(Work to do)
Locate all lines with the word "Partnership". Copy them.

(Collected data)
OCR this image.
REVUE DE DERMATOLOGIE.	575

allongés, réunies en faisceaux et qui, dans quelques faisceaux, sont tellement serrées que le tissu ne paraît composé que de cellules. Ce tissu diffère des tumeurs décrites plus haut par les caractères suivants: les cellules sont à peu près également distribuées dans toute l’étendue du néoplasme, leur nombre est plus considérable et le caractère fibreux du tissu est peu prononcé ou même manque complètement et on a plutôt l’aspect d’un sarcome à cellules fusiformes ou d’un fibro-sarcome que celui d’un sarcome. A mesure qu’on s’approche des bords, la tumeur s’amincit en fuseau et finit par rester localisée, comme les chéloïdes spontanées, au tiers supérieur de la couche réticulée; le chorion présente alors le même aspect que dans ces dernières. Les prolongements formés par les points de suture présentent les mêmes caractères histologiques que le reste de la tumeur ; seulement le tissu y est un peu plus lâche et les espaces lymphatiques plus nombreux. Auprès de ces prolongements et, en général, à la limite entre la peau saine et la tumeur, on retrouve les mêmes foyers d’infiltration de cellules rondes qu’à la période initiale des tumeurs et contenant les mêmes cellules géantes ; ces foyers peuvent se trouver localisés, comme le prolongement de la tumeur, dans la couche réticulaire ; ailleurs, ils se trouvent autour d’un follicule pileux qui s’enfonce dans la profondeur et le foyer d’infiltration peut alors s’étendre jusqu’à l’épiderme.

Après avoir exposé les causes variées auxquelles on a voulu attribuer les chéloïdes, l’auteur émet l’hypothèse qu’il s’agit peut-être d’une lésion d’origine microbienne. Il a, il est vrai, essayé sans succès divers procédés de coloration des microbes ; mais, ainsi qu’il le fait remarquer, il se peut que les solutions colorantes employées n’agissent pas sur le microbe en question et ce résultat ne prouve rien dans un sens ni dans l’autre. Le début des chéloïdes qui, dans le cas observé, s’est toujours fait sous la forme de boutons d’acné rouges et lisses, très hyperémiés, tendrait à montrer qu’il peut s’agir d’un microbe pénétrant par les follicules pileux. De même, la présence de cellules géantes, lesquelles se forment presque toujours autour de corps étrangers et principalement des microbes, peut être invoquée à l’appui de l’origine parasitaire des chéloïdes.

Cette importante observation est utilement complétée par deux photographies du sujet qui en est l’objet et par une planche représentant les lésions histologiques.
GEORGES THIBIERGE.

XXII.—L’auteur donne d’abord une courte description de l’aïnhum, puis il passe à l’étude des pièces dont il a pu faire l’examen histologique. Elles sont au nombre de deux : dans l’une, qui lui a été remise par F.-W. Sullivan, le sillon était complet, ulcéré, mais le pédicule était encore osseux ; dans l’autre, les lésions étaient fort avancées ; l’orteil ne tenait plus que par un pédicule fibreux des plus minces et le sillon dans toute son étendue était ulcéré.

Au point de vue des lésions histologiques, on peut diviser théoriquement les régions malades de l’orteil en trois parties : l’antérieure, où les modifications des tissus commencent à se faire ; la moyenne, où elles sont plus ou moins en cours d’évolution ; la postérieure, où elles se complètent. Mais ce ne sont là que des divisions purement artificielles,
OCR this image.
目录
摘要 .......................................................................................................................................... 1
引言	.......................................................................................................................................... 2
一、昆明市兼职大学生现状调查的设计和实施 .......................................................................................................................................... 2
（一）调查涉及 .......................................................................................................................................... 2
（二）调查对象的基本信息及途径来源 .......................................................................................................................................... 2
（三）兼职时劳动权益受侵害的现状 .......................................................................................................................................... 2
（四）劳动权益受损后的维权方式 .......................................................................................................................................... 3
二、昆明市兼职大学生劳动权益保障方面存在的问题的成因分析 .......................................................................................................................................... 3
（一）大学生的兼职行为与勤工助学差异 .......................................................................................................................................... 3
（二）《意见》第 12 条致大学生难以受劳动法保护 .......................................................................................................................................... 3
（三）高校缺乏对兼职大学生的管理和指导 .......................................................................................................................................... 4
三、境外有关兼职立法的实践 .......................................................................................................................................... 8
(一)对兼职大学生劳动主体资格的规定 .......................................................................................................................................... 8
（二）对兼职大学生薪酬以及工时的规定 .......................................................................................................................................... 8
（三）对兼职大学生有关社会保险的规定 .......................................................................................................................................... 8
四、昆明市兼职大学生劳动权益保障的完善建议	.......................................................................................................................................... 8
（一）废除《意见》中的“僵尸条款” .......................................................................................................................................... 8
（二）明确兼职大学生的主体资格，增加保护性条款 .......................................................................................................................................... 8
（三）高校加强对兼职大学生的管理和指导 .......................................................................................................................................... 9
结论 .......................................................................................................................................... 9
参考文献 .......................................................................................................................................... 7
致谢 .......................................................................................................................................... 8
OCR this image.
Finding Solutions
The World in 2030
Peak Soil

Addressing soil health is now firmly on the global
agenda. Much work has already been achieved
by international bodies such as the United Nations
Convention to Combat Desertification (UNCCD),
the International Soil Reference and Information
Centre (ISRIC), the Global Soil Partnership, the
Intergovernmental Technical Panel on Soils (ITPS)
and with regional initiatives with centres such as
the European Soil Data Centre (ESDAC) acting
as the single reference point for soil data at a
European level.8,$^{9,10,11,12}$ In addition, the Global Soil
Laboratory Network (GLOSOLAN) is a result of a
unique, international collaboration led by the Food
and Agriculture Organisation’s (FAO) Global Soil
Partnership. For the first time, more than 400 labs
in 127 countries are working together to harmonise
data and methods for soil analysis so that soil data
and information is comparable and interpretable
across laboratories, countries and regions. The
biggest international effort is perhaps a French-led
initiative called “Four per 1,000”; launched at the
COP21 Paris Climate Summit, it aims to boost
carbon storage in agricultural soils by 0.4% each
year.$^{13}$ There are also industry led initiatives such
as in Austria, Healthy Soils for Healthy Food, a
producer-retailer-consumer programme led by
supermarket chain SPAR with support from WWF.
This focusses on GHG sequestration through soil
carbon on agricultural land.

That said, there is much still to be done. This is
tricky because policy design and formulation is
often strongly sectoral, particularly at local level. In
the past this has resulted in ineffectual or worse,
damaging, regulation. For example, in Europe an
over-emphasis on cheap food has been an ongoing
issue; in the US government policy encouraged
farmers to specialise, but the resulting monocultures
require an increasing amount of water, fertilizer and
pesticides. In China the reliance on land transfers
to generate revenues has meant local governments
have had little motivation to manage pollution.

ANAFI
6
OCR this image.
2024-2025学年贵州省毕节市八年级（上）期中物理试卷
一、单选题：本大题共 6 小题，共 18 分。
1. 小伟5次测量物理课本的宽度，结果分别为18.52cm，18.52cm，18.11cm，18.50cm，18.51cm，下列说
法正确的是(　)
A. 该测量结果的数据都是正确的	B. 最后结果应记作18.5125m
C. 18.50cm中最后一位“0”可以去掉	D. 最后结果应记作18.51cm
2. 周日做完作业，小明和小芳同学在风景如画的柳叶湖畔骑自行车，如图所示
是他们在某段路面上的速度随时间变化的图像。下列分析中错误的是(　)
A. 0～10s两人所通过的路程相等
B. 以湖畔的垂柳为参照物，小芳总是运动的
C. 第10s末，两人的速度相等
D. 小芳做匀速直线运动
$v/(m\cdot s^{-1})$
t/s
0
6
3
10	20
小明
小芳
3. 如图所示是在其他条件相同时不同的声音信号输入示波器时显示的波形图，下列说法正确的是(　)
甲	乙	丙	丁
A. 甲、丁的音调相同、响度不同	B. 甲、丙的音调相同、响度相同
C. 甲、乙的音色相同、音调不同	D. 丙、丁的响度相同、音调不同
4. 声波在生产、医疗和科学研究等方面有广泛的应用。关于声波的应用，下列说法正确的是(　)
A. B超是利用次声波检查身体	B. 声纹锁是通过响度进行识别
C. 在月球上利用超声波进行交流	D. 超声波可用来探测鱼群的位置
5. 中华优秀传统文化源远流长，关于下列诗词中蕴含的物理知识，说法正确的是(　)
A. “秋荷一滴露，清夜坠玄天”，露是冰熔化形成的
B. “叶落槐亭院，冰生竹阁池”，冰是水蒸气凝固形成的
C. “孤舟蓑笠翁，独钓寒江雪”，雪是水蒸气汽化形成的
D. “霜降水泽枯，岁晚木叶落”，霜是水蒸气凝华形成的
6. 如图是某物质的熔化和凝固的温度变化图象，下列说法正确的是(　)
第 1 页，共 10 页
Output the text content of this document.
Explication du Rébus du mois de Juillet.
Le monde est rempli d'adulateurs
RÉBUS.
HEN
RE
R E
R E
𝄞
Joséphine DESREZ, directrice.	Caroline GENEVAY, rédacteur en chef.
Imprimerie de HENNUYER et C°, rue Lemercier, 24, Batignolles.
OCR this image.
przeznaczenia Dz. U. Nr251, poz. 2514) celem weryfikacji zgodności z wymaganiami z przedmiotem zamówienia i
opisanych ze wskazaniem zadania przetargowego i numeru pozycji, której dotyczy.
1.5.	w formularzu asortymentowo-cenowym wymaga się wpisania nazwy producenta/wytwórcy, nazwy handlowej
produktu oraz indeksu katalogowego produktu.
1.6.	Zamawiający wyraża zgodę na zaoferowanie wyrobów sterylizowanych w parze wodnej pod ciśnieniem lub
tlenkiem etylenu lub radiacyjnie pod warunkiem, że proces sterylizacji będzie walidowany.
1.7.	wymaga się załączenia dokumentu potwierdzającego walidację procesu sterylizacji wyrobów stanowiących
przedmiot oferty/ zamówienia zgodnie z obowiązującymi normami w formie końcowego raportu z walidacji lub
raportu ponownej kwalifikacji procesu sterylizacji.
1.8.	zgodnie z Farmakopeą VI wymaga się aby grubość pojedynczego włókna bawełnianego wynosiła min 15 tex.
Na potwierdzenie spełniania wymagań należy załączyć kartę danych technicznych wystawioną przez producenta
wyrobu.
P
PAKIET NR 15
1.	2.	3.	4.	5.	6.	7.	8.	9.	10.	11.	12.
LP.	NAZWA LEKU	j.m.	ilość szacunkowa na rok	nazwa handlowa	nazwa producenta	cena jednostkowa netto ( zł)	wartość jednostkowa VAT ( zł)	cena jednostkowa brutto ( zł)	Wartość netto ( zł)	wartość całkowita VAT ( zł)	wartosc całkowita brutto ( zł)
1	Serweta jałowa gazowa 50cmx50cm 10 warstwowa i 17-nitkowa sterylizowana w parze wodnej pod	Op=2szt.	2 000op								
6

(Full answer)
Centre (ISRIC), the Global Soil Partnership, the
Partnership. For the first time, more than 400 labs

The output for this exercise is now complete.